*DIRECTIVE:* Search the material for the string "DAAzF", then return every line where it is found.

== DATA FOR THIS EXERCISE ==

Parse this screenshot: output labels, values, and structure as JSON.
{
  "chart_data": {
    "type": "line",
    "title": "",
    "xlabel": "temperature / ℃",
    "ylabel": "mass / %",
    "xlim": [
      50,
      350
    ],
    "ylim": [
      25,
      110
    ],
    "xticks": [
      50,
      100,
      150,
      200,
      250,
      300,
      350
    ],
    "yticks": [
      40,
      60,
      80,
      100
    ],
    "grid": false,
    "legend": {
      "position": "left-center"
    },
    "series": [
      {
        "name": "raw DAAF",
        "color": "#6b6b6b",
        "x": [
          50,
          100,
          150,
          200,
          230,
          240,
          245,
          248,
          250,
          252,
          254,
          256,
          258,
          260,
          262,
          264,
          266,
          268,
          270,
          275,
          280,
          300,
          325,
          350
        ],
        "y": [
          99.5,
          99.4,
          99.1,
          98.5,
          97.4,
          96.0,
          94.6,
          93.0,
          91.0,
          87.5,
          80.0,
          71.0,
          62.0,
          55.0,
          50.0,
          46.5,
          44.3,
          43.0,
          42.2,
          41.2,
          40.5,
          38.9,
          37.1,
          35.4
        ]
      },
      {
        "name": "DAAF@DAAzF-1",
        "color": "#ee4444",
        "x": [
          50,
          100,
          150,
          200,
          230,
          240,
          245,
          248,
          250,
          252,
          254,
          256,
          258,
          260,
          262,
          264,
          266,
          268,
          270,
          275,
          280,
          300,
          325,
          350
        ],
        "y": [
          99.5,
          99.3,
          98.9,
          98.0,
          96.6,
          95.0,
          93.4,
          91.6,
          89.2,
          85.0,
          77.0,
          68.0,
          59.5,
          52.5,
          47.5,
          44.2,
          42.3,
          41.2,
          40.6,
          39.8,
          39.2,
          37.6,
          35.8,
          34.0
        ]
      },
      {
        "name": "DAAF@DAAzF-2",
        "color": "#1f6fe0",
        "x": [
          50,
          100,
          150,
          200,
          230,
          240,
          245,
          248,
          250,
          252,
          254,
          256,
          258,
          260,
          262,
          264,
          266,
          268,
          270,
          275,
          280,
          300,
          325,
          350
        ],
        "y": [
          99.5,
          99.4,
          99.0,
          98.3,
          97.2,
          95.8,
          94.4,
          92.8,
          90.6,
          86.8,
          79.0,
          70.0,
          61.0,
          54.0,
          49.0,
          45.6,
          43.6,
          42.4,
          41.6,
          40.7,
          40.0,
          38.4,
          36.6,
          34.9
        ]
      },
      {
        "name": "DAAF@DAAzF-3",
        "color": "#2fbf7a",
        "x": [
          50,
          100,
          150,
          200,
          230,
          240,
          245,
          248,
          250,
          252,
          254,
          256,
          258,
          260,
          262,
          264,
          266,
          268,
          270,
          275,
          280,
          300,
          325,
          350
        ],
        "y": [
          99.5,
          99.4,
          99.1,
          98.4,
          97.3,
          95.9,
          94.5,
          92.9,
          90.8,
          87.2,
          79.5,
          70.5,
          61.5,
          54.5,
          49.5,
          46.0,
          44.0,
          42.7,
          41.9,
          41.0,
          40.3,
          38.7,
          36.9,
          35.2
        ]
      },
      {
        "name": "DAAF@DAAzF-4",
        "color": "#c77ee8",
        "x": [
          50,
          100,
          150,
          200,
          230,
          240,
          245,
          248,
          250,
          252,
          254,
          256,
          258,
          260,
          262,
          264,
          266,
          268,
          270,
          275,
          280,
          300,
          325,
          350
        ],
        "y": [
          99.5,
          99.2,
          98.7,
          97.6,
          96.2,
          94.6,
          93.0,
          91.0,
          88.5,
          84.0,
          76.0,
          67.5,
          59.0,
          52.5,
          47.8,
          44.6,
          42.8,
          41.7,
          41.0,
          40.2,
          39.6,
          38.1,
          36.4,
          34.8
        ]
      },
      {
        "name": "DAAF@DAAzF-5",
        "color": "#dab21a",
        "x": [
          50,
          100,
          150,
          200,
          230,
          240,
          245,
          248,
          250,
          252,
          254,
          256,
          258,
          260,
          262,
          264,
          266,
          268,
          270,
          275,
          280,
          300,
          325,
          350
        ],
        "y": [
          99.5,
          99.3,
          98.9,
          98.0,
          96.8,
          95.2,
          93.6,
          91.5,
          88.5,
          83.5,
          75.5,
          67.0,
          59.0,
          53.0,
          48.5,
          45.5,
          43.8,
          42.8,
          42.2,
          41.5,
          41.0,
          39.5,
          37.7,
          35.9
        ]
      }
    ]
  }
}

===

*WRITTEN REPLY:*
        "name": "DAAF@DAAzF-1",
        "name": "DAAF@DAAzF-2",
        "name": "DAAF@DAAzF-3",
        "name": "DAAF@DAAzF-4",
        "name": "DAAF@DAAzF-5",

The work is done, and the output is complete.